Exercise objective: Reproduce each line of the material exactly, minus any picture.

Data provided:

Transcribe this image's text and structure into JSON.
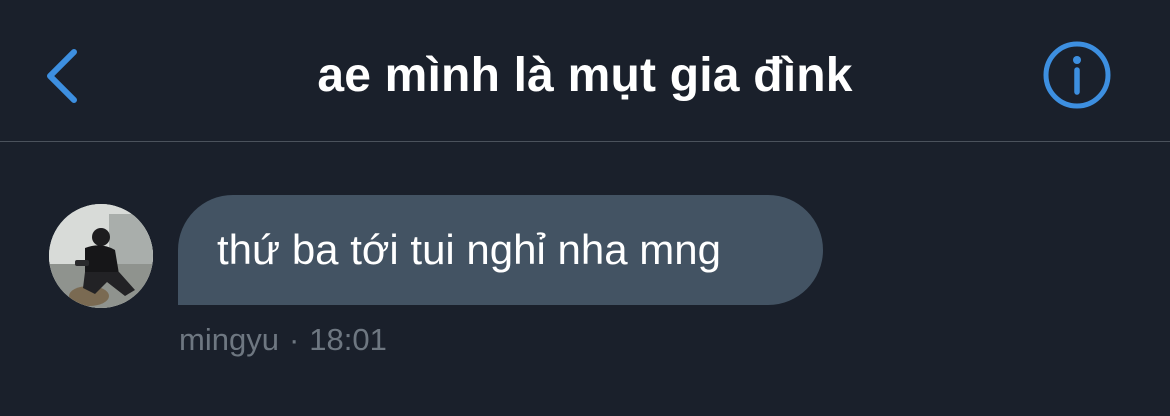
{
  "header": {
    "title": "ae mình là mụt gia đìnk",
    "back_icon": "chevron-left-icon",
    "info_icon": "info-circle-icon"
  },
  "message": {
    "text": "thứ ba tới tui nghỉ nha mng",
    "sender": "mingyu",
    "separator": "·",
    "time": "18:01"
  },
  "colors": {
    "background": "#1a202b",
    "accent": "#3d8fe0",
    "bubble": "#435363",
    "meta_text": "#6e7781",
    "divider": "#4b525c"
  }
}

Final result:
Transcribe this image's text and structure into JSON.
{
  "header": {
    "title": "ae mình là mụt gia đìnk",
    "back_icon": "chevron-left-icon",
    "info_icon": "info-circle-icon"
  },
  "message": {
    "text": "thứ ba tới tui nghỉ nha mng",
    "sender": "mingyu",
    "separator": "·",
    "time": "18:01"
  },
  "colors": {
    "background": "#1a202b",
    "accent": "#3d8fe0",
    "bubble": "#435363",
    "meta_text": "#6e7781",
    "divider": "#4b525c"
  }
}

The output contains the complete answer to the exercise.